--- BEGIN RECORDS PROVIDED ---
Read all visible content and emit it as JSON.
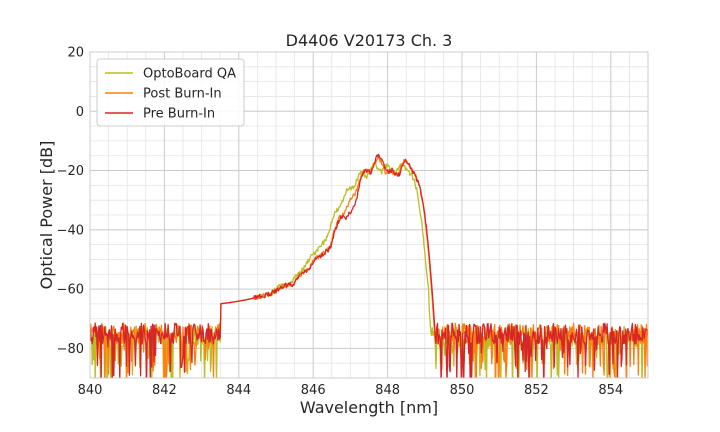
{
  "chart_data": {
    "type": "line",
    "title": "D4406 V20173 Ch. 3",
    "xlabel": "Wavelength [nm]",
    "ylabel": "Optical Power [dB]",
    "xlim": [
      840,
      855
    ],
    "ylim": [
      -90,
      20
    ],
    "xticks": [
      840,
      842,
      844,
      846,
      848,
      850,
      852,
      854
    ],
    "yticks": [
      20,
      0,
      -20,
      -40,
      -60,
      -80
    ],
    "xtick_labels": [
      "840",
      "842",
      "844",
      "846",
      "848",
      "850",
      "852",
      "854"
    ],
    "ytick_labels": [
      "20",
      "0",
      "−20",
      "−40",
      "−60",
      "−80"
    ],
    "x_minor_step": 0.5,
    "y_minor_step": 5,
    "grid": true,
    "legend_position": "top-left",
    "series": [
      {
        "name": "OptoBoard QA",
        "color": "#bcbd22",
        "peak_offset_nm": -0.1,
        "noise_floor_db": -76,
        "peaks": [
          {
            "x": 845.15,
            "y": -64,
            "w": 0.14
          },
          {
            "x": 845.65,
            "y": -57,
            "w": 0.14
          },
          {
            "x": 846.0,
            "y": -50,
            "w": 0.14
          },
          {
            "x": 846.3,
            "y": -45,
            "w": 0.14
          },
          {
            "x": 846.65,
            "y": -34,
            "w": 0.12
          },
          {
            "x": 846.98,
            "y": -26,
            "w": 0.12
          },
          {
            "x": 847.3,
            "y": -21,
            "w": 0.11
          },
          {
            "x": 847.65,
            "y": -18,
            "w": 0.11
          },
          {
            "x": 848.0,
            "y": -18,
            "w": 0.11
          },
          {
            "x": 848.37,
            "y": -18,
            "w": 0.11
          },
          {
            "x": 848.62,
            "y": -22,
            "w": 0.11
          }
        ],
        "points": [
          [
            840.0,
            -76
          ],
          [
            842.0,
            -76
          ],
          [
            844.0,
            -73
          ],
          [
            844.5,
            -71
          ],
          [
            845.15,
            -64
          ],
          [
            845.65,
            -57
          ],
          [
            846.3,
            -45
          ],
          [
            846.98,
            -26
          ],
          [
            847.3,
            -21
          ],
          [
            847.65,
            -18
          ],
          [
            848.0,
            -18
          ],
          [
            848.37,
            -18
          ],
          [
            848.62,
            -22
          ],
          [
            849.1,
            -72
          ],
          [
            850.0,
            -77
          ],
          [
            852.0,
            -77
          ],
          [
            855.0,
            -77
          ]
        ]
      },
      {
        "name": "Post Burn-In",
        "color": "#ff7f0e",
        "peak_offset_nm": 0.0,
        "noise_floor_db": -75,
        "peaks": [
          {
            "x": 845.25,
            "y": -64,
            "w": 0.14
          },
          {
            "x": 845.75,
            "y": -57,
            "w": 0.14
          },
          {
            "x": 846.1,
            "y": -51,
            "w": 0.14
          },
          {
            "x": 846.4,
            "y": -48,
            "w": 0.14
          },
          {
            "x": 846.75,
            "y": -36,
            "w": 0.12
          },
          {
            "x": 847.08,
            "y": -29,
            "w": 0.12
          },
          {
            "x": 847.4,
            "y": -20,
            "w": 0.11
          },
          {
            "x": 847.75,
            "y": -16,
            "w": 0.11
          },
          {
            "x": 848.1,
            "y": -20,
            "w": 0.11
          },
          {
            "x": 848.47,
            "y": -17,
            "w": 0.11
          },
          {
            "x": 848.72,
            "y": -22,
            "w": 0.11
          }
        ],
        "points": [
          [
            840.0,
            -75
          ],
          [
            842.0,
            -75
          ],
          [
            844.0,
            -72
          ],
          [
            844.5,
            -70
          ],
          [
            845.25,
            -64
          ],
          [
            845.75,
            -57
          ],
          [
            846.4,
            -48
          ],
          [
            847.08,
            -29
          ],
          [
            847.4,
            -20
          ],
          [
            847.75,
            -16
          ],
          [
            848.1,
            -20
          ],
          [
            848.47,
            -17
          ],
          [
            848.72,
            -22
          ],
          [
            849.2,
            -72
          ],
          [
            850.0,
            -76
          ],
          [
            852.0,
            -76
          ],
          [
            855.0,
            -76
          ]
        ]
      },
      {
        "name": "Pre Burn-In",
        "color": "#d62728",
        "peak_offset_nm": 0.02,
        "noise_floor_db": -75,
        "peaks": [
          {
            "x": 845.27,
            "y": -64,
            "w": 0.14
          },
          {
            "x": 845.77,
            "y": -57,
            "w": 0.14
          },
          {
            "x": 846.12,
            "y": -51,
            "w": 0.14
          },
          {
            "x": 846.42,
            "y": -48,
            "w": 0.14
          },
          {
            "x": 846.77,
            "y": -36,
            "w": 0.12
          },
          {
            "x": 847.1,
            "y": -33,
            "w": 0.12
          },
          {
            "x": 847.42,
            "y": -20,
            "w": 0.11
          },
          {
            "x": 847.77,
            "y": -15,
            "w": 0.11
          },
          {
            "x": 848.12,
            "y": -20,
            "w": 0.11
          },
          {
            "x": 848.49,
            "y": -17,
            "w": 0.11
          },
          {
            "x": 848.74,
            "y": -23,
            "w": 0.11
          }
        ],
        "points": [
          [
            840.0,
            -75
          ],
          [
            842.0,
            -75
          ],
          [
            844.0,
            -72
          ],
          [
            844.5,
            -70
          ],
          [
            845.27,
            -64
          ],
          [
            845.77,
            -57
          ],
          [
            846.42,
            -48
          ],
          [
            847.1,
            -33
          ],
          [
            847.42,
            -20
          ],
          [
            847.77,
            -15
          ],
          [
            848.12,
            -20
          ],
          [
            848.49,
            -17
          ],
          [
            848.74,
            -23
          ],
          [
            849.2,
            -72
          ],
          [
            850.0,
            -76
          ],
          [
            852.0,
            -76
          ],
          [
            855.0,
            -76
          ]
        ]
      }
    ]
  }
}
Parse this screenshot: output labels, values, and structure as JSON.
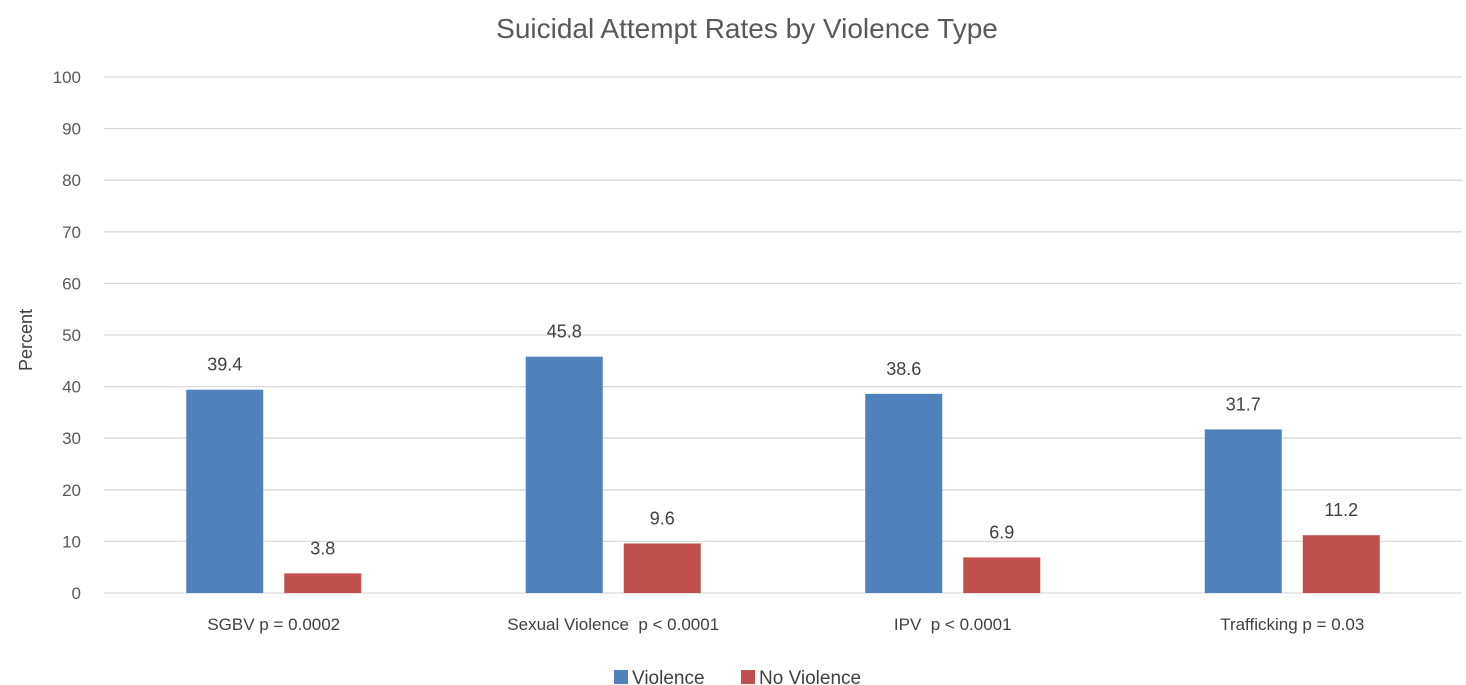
{
  "chart_data": {
    "type": "bar",
    "title": "Suicidal Attempt Rates by Violence Type",
    "xlabel": "",
    "ylabel": "Percent",
    "ylim": [
      0,
      100
    ],
    "yticks": [
      0,
      10,
      20,
      30,
      40,
      50,
      60,
      70,
      80,
      90,
      100
    ],
    "grid": true,
    "legend_position": "bottom",
    "categories": [
      "SGBV p = 0.0002",
      "Sexual Violence  p < 0.0001",
      "IPV  p < 0.0001",
      "Trafficking p = 0.03"
    ],
    "series": [
      {
        "name": "Violence",
        "color": "#4f81bd",
        "values": [
          39.4,
          45.8,
          38.6,
          31.7
        ]
      },
      {
        "name": "No Violence",
        "color": "#c0504d",
        "values": [
          3.8,
          9.6,
          6.9,
          11.2
        ]
      }
    ]
  }
}
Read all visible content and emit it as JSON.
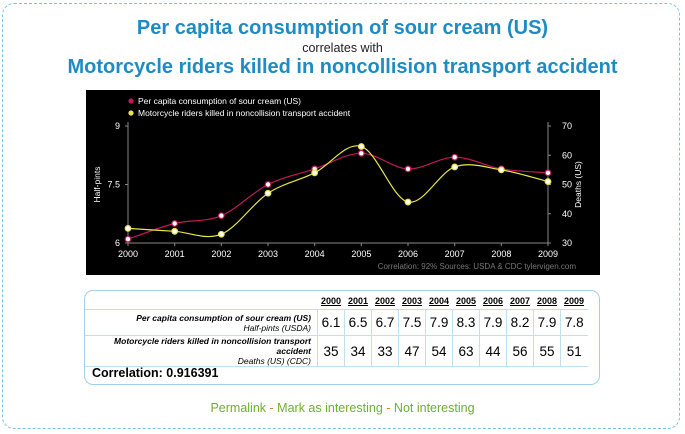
{
  "header": {
    "title_1": "Per capita consumption of sour cream (US)",
    "connector": "correlates with",
    "title_2": "Motorcycle riders killed in noncollision transport accident"
  },
  "chart_data": {
    "type": "line",
    "x": [
      2000,
      2001,
      2002,
      2003,
      2004,
      2005,
      2006,
      2007,
      2008,
      2009
    ],
    "series": [
      {
        "name": "Per capita consumption of sour cream (US)",
        "axis": "left",
        "color": "#c2185b",
        "values": [
          6.1,
          6.5,
          6.7,
          7.5,
          7.9,
          8.3,
          7.9,
          8.2,
          7.9,
          7.8
        ]
      },
      {
        "name": "Motorcycle riders killed in noncollision transport accident",
        "axis": "right",
        "color": "#e8e64b",
        "values": [
          35,
          34,
          33,
          47,
          54,
          63,
          44,
          56,
          55,
          51
        ]
      }
    ],
    "ylabel": "Half-pints",
    "y2label": "Deaths (US)",
    "ylim": [
      6,
      9
    ],
    "y2lim": [
      30,
      70
    ],
    "yticks": [
      "6",
      "7.5",
      "9"
    ],
    "y2ticks": [
      "30",
      "40",
      "50",
      "60",
      "70"
    ],
    "legend": "top-left",
    "footer": "Correlation: 92%    Sources: USDA & CDC    tylervigen.com"
  },
  "table": {
    "years": [
      "2000",
      "2001",
      "2002",
      "2003",
      "2004",
      "2005",
      "2006",
      "2007",
      "2008",
      "2009"
    ],
    "rows": [
      {
        "label": "Per capita consumption of sour cream (US)",
        "unit": "Half-pints (USDA)",
        "values": [
          "6.1",
          "6.5",
          "6.7",
          "7.5",
          "7.9",
          "8.3",
          "7.9",
          "8.2",
          "7.9",
          "7.8"
        ]
      },
      {
        "label": "Motorcycle riders killed in noncollision transport accident",
        "unit": "Deaths (US) (CDC)",
        "values": [
          "35",
          "34",
          "33",
          "47",
          "54",
          "63",
          "44",
          "56",
          "55",
          "51"
        ]
      }
    ],
    "correlation": "Correlation: 0.916391"
  },
  "links": {
    "permalink": "Permalink",
    "mark": "Mark as interesting",
    "not": "Not interesting",
    "sep": "-"
  }
}
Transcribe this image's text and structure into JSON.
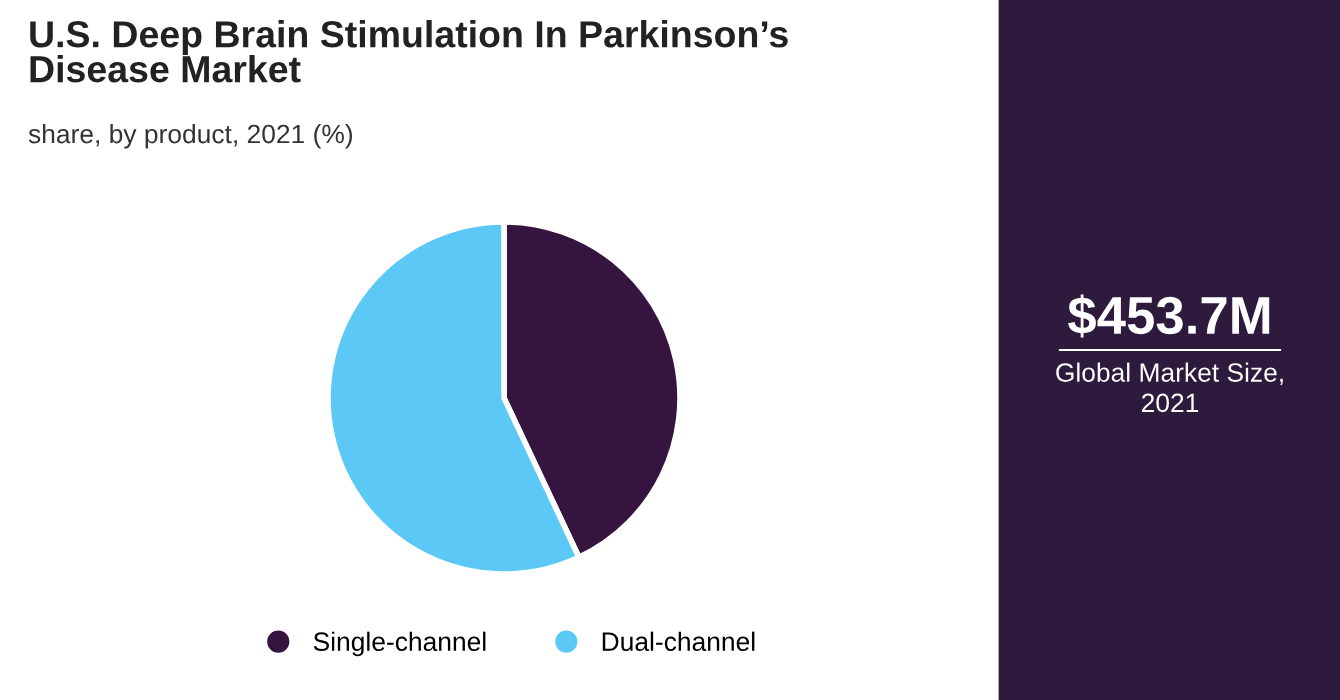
{
  "chart_data": {
    "type": "pie",
    "title": "U.S. Deep Brain Stimulation In Parkinson’s\nDisease Market",
    "subtitle": "share, by product, 2021 (%)",
    "categories": [
      "Single-channel",
      "Dual-channel"
    ],
    "values": [
      43,
      57
    ],
    "colors": [
      "#35153f",
      "#5bc8f5"
    ],
    "legend": "bottom",
    "annotations": [
      "$453.7M",
      "Global Market Size,\n2021"
    ]
  }
}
--- END RECORDS PROVIDED ---
> _TASK OBJECTIVE_
Each line from the one containing "Transcribe this image's" through the last line of the entries above is to be extracted exactly. Pictures are not part of the copy.

> _SOLUTION_
Transcribe this image's text and structure into JSON.
{
  "chart_data": {
    "type": "pie",
    "title": "U.S. Deep Brain Stimulation In Parkinson’s\nDisease Market",
    "subtitle": "share, by product, 2021 (%)",
    "categories": [
      "Single-channel",
      "Dual-channel"
    ],
    "values": [
      43,
      57
    ],
    "colors": [
      "#35153f",
      "#5bc8f5"
    ],
    "legend": "bottom",
    "annotations": [
      "$453.7M",
      "Global Market Size,\n2021"
    ]
  }
}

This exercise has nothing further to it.